=== SET EXERCISE ===
Will you transcribe the entries that follow, exactly and in full?

=== DATA EXCERPTS ===
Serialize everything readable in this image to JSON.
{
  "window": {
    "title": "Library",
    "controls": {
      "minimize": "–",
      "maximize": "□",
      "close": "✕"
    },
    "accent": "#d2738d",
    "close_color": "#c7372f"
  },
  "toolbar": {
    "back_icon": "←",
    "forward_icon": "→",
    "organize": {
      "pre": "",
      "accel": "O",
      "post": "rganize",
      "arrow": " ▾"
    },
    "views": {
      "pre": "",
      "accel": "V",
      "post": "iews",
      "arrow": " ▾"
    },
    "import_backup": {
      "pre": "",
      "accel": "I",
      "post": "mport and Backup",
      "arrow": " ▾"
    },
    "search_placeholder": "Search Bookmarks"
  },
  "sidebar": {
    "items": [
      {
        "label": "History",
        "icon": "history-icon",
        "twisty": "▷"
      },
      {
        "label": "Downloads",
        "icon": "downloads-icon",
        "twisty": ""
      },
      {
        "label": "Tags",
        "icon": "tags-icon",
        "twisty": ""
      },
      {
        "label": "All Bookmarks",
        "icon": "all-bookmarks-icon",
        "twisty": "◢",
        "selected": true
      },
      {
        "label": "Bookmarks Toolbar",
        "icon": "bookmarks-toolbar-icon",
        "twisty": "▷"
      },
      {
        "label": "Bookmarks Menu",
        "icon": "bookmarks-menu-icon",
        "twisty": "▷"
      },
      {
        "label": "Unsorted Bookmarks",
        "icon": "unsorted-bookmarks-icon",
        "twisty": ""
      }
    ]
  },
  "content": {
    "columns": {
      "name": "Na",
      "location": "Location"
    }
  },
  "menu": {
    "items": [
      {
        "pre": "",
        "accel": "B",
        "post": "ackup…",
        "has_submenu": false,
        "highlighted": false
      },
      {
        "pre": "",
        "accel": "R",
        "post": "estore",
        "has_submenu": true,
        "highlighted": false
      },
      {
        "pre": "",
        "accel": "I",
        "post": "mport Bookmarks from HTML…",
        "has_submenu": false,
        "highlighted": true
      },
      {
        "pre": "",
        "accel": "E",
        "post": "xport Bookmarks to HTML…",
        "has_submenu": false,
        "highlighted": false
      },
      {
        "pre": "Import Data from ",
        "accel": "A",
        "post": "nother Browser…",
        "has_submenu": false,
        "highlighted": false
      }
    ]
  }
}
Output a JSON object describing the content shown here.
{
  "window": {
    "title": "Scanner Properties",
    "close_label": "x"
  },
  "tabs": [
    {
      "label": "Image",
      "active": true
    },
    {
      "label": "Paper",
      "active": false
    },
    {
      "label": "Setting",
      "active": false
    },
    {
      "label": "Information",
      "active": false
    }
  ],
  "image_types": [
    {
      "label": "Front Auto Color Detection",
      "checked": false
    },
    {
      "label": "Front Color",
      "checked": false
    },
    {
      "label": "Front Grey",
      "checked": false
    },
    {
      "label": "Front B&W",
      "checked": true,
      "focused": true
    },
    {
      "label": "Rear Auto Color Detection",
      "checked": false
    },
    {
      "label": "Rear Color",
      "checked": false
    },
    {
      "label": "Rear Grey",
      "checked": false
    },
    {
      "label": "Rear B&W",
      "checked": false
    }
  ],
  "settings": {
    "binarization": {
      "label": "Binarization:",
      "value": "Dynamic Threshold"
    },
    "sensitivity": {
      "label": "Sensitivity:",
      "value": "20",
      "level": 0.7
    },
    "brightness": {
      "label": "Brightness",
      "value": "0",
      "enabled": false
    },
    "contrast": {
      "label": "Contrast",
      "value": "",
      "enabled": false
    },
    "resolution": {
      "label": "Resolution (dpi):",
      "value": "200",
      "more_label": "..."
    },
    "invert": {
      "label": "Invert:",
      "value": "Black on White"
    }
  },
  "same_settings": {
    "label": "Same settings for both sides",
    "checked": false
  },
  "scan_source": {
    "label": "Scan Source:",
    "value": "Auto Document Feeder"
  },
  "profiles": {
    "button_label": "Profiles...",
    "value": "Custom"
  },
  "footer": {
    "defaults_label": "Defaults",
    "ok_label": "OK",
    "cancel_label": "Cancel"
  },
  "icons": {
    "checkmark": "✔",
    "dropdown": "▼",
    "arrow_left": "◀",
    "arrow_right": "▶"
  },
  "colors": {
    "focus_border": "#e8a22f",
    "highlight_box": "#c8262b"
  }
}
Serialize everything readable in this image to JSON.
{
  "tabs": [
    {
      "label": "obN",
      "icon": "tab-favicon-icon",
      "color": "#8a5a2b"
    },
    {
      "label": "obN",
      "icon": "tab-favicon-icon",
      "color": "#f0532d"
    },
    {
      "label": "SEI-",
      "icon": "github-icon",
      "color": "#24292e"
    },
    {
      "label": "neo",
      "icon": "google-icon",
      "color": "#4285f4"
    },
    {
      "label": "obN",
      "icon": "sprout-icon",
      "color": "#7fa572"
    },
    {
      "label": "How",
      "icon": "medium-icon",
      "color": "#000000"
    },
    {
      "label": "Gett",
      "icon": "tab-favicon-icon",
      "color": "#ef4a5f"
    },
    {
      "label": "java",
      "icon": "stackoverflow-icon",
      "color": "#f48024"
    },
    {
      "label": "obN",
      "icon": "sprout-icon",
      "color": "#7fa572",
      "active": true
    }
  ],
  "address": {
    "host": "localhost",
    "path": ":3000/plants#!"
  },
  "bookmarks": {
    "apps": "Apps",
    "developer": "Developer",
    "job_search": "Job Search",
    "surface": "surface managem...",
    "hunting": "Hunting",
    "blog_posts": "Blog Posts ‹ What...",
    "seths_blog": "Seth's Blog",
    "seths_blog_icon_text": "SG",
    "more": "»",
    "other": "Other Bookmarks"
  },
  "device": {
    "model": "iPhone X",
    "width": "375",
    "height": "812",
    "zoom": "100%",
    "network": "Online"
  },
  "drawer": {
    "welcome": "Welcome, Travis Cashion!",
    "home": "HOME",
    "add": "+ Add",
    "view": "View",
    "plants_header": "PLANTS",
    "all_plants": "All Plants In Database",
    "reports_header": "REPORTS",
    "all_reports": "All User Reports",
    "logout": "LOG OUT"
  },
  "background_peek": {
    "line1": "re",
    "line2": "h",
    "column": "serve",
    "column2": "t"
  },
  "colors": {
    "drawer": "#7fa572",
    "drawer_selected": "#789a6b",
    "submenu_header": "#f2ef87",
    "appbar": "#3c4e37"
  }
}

=== COMPLETE RESPONSE ===
Serialize everything readable in this image to JSON.
{
  "window": {
    "title": "Library",
    "controls": {
      "minimize": "–",
      "maximize": "□",
      "close": "✕"
    },
    "accent": "#d2738d",
    "close_color": "#c7372f"
  },
  "toolbar": {
    "back_icon": "←",
    "forward_icon": "→",
    "organize": {
      "pre": "",
      "accel": "O",
      "post": "rganize",
      "arrow": " ▾"
    },
    "views": {
      "pre": "",
      "accel": "V",
      "post": "iews",
      "arrow": " ▾"
    },
    "import_backup": {
      "pre": "",
      "accel": "I",
      "post": "mport and Backup",
      "arrow": " ▾"
    },
    "search_placeholder": "Search Bookmarks"
  },
  "sidebar": {
    "items": [
      {
        "label": "History",
        "icon": "history-icon",
        "twisty": "▷"
      },
      {
        "label": "Downloads",
        "icon": "downloads-icon",
        "twisty": ""
      },
      {
        "label": "Tags",
        "icon": "tags-icon",
        "twisty": ""
      },
      {
        "label": "All Bookmarks",
        "icon": "all-bookmarks-icon",
        "twisty": "◢",
        "selected": true
      },
      {
        "label": "Bookmarks Toolbar",
        "icon": "bookmarks-toolbar-icon",
        "twisty": "▷"
      },
      {
        "label": "Bookmarks Menu",
        "icon": "bookmarks-menu-icon",
        "twisty": "▷"
      },
      {
        "label": "Unsorted Bookmarks",
        "icon": "unsorted-bookmarks-icon",
        "twisty": ""
      }
    ]
  },
  "content": {
    "columns": {
      "name": "Na",
      "location": "Location"
    }
  },
  "menu": {
    "items": [
      {
        "pre": "",
        "accel": "B",
        "post": "ackup…",
        "has_submenu": false,
        "highlighted": false
      },
      {
        "pre": "",
        "accel": "R",
        "post": "estore",
        "has_submenu": true,
        "highlighted": false
      },
      {
        "pre": "",
        "accel": "I",
        "post": "mport Bookmarks from HTML…",
        "has_submenu": false,
        "highlighted": true
      },
      {
        "pre": "",
        "accel": "E",
        "post": "xport Bookmarks to HTML…",
        "has_submenu": false,
        "highlighted": false
      },
      {
        "pre": "Import Data from ",
        "accel": "A",
        "post": "nother Browser…",
        "has_submenu": false,
        "highlighted": false
      }
    ]
  }
}
Output a JSON object describing the content shown here.
{
  "window": {
    "title": "Scanner Properties",
    "close_label": "x"
  },
  "tabs": [
    {
      "label": "Image",
      "active": true
    },
    {
      "label": "Paper",
      "active": false
    },
    {
      "label": "Setting",
      "active": false
    },
    {
      "label": "Information",
      "active": false
    }
  ],
  "image_types": [
    {
      "label": "Front Auto Color Detection",
      "checked": false
    },
    {
      "label": "Front Color",
      "checked": false
    },
    {
      "label": "Front Grey",
      "checked": false
    },
    {
      "label": "Front B&W",
      "checked": true,
      "focused": true
    },
    {
      "label": "Rear Auto Color Detection",
      "checked": false
    },
    {
      "label": "Rear Color",
      "checked": false
    },
    {
      "label": "Rear Grey",
      "checked": false
    },
    {
      "label": "Rear B&W",
      "checked": false
    }
  ],
  "settings": {
    "binarization": {
      "label": "Binarization:",
      "value": "Dynamic Threshold"
    },
    "sensitivity": {
      "label": "Sensitivity:",
      "value": "20",
      "level": 0.7
    },
    "brightness": {
      "label": "Brightness",
      "value": "0",
      "enabled": false
    },
    "contrast": {
      "label": "Contrast",
      "value": "",
      "enabled": false
    },
    "resolution": {
      "label": "Resolution (dpi):",
      "value": "200",
      "more_label": "..."
    },
    "invert": {
      "label": "Invert:",
      "value": "Black on White"
    }
  },
  "same_settings": {
    "label": "Same settings for both sides",
    "checked": false
  },
  "scan_source": {
    "label": "Scan Source:",
    "value": "Auto Document Feeder"
  },
  "profiles": {
    "button_label": "Profiles...",
    "value": "Custom"
  },
  "footer": {
    "defaults_label": "Defaults",
    "ok_label": "OK",
    "cancel_label": "Cancel"
  },
  "icons": {
    "checkmark": "✔",
    "dropdown": "▼",
    "arrow_left": "◀",
    "arrow_right": "▶"
  },
  "colors": {
    "focus_border": "#e8a22f",
    "highlight_box": "#c8262b"
  }
}
Serialize everything readable in this image to JSON.
{
  "tabs": [
    {
      "label": "obN",
      "icon": "tab-favicon-icon",
      "color": "#8a5a2b"
    },
    {
      "label": "obN",
      "icon": "tab-favicon-icon",
      "color": "#f0532d"
    },
    {
      "label": "SEI-",
      "icon": "github-icon",
      "color": "#24292e"
    },
    {
      "label": "neo",
      "icon": "google-icon",
      "color": "#4285f4"
    },
    {
      "label": "obN",
      "icon": "sprout-icon",
      "color": "#7fa572"
    },
    {
      "label": "How",
      "icon": "medium-icon",
      "color": "#000000"
    },
    {
      "label": "Gett",
      "icon": "tab-favicon-icon",
      "color": "#ef4a5f"
    },
    {
      "label": "java",
      "icon": "stackoverflow-icon",
      "color": "#f48024"
    },
    {
      "label": "obN",
      "icon": "sprout-icon",
      "color": "#7fa572",
      "active": true
    }
  ],
  "address": {
    "host": "localhost",
    "path": ":3000/plants#!"
  },
  "bookmarks": {
    "apps": "Apps",
    "developer": "Developer",
    "job_search": "Job Search",
    "surface": "surface managem...",
    "hunting": "Hunting",
    "blog_posts": "Blog Posts ‹ What...",
    "seths_blog": "Seth's Blog",
    "seths_blog_icon_text": "SG",
    "more": "»",
    "other": "Other Bookmarks"
  },
  "device": {
    "model": "iPhone X",
    "width": "375",
    "height": "812",
    "zoom": "100%",
    "network": "Online"
  },
  "drawer": {
    "welcome": "Welcome, Travis Cashion!",
    "home": "HOME",
    "add": "+ Add",
    "view": "View",
    "plants_header": "PLANTS",
    "all_plants": "All Plants In Database",
    "reports_header": "REPORTS",
    "all_reports": "All User Reports",
    "logout": "LOG OUT"
  },
  "background_peek": {
    "line1": "re",
    "line2": "h",
    "column": "serve",
    "column2": "t"
  },
  "colors": {
    "drawer": "#7fa572",
    "drawer_selected": "#789a6b",
    "submenu_header": "#f2ef87",
    "appbar": "#3c4e37"
  }
}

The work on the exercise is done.